> **TASK INSTRUCTIONS**
- a) Answer these questions from the utility software text, each on its own line:
(i) Rate Manager runs on what operating system?
(ii) According to the text, how long may it take to bring a generation plant on-line or take it off-line?
(iii) For the Historical Weather Summary routine, which 40-year historical period does the text give?
- b) Please extract everything from "- GoodCents Weather" down to "would be wasteful." in the utility software text.

BEGIN SUPPLIED TEXT

Pricing and marketing analysts can also use Rate Manager to make
competitive rate comparisons across companies and jurisdictions.
The Rate Manager system runs on a
Microsoft Windows operating system. The application has the Microsoft
Windows advantages of a point and click environment with pull-down menus
and ease of use for printing copies and graphics.
Read more about the special capabilities of Rate
Manager.
- GoodCents Weather Products
Electric utilities have to make
decisions about what generation plants to turn on or off based upon
anticipated usage by customers. Depending on the nature of the
generation plants, it may take two or more days to bring the plant
on-line or take it off-line.
Generating too little power locally to
meet customer demands may require the utility to buy power from other
utilities on a short-term basis, usually at unfavorable rates.
Generating too much power would be wasteful.
Either too little or too much generation
thus becomes a loss for the utility. As a result, weather forecasts have
the potential to have economic impacts on utilities.
This Microsoft Windows SAS routine takes
the three-month Climate Prediction Center’s NCEP temperature and
precipitation forecasts and generates an hourly forecast for the
three-month period. We search the historical record for the year that
most closely matches the NCEP forecast criteria. This hourly data from
the appropriate three-month period for that year is the hourly forecast
for the future three-month period. The standard printer output contains
graphs and tables of the data. Alternatively the data can be output to a
SAS dataset, or as a Microsoft Excel file, a text file or as HTML.
This Microsoft Windows SAS routine
requires the user to select an appropriate cooling and heating variable
as input and the desired forecast year from one year in the future to
five years in the future. The routine then iteratively calculates the
best weather normal for predicting the input variables for the desired
period. Normals are estimated from 1 to 30 years from a 40-year
historical database to determine which normal predicts the desired
future best. This routine produces printer output that consists of
tables and graphs of the best normals.
- Historical Weather
Summary
This Microsoft Windows SAS routine
requires the user to select an appropriate cooling and heating variable
as input, and the routine develops monthly summary statistics for the
selected variables for the 40-year historical period 1961-2000. The
standard output is a text printer output. Alternatively, the data can be
output to a SAS dataset, a Microsoft Excel file, a text file, or as
HTML.
GoodCents is currently developing hourly
forecast products that receive input from the suite of National Oceanic
and Atmospheric Administration (NOAA) forecast products from 0–48 hours
to 8–14 days and produce hourly weather forecasts for the user.

END SUPPLIED TEXT
BEGIN DATA TO EXAMINE

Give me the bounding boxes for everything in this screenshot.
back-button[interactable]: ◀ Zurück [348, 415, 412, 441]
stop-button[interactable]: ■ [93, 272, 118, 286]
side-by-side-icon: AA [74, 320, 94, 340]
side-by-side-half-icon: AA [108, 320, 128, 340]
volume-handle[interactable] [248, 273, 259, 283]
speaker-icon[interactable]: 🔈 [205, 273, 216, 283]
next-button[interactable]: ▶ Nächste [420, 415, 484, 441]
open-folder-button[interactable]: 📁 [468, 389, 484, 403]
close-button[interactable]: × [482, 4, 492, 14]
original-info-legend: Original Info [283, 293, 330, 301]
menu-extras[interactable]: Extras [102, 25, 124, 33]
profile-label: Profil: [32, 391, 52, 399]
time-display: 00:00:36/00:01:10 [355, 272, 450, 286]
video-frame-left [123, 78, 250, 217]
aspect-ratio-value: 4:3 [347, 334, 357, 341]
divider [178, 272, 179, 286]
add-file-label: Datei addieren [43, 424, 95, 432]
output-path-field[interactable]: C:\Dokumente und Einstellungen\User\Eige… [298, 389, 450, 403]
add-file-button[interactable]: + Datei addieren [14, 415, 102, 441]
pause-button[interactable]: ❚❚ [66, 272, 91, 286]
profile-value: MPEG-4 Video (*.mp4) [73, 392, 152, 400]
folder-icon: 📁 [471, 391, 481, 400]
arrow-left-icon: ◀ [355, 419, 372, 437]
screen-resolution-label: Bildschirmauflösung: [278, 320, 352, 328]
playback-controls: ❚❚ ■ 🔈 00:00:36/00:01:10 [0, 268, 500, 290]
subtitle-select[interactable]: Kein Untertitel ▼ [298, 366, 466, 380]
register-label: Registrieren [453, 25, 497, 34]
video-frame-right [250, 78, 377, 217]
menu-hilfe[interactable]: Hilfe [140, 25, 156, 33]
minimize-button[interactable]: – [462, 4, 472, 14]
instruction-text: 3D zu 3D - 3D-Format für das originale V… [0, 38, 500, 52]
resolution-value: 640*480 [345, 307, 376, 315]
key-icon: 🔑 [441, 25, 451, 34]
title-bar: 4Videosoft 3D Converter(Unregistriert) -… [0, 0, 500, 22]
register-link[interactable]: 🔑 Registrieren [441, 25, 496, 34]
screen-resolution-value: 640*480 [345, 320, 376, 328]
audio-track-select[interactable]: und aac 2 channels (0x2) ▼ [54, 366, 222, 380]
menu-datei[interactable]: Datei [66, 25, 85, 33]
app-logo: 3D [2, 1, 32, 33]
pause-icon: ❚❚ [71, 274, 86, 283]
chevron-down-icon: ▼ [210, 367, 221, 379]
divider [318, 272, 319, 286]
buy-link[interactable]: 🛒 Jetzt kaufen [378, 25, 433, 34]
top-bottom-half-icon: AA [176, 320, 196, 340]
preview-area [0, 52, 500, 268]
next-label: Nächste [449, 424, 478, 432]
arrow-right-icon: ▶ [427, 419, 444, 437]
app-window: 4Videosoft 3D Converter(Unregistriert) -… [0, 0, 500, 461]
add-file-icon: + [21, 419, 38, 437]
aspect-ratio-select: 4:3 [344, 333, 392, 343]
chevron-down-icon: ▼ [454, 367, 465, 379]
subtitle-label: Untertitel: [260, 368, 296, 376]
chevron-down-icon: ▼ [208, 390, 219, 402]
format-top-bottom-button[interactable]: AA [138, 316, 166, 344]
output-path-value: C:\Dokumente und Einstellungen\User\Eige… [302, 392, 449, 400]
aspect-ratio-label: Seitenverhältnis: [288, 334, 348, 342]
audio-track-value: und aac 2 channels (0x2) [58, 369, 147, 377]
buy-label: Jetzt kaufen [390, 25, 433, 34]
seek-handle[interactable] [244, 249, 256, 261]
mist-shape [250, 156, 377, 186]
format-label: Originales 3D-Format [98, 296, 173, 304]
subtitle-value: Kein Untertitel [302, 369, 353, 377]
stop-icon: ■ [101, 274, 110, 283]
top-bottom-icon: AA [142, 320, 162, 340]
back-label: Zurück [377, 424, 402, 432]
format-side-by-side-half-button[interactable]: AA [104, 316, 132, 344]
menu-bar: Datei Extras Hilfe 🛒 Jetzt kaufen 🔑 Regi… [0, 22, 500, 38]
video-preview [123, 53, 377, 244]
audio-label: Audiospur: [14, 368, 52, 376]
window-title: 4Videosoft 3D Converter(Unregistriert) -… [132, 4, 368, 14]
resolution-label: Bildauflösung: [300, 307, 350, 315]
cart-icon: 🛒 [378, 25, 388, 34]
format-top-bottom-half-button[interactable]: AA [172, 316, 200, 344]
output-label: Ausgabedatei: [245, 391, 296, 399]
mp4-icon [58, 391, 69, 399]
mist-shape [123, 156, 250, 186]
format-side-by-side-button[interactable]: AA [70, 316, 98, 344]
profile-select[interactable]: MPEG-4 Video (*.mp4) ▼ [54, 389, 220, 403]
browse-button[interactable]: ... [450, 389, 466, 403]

END DATA TO EXAMINE

> **ANSWERS BY ITEM**
- a)
(i) Microsoft Windows
(ii) Two or more days
(iii) 1961-2000

- b)
- GoodCents Weather Products
Electric utilities have to make
decisions about what generation plants to turn on or off based upon
anticipated usage by customers. Depending on the nature of the
generation plants, it may take two or more days to bring the plant
on-line or take it off-line.
Generating too little power locally to
meet customer demands may require the utility to buy power from other
utilities on a short-term basis, usually at unfavorable rates.
Generating too much power would be wasteful.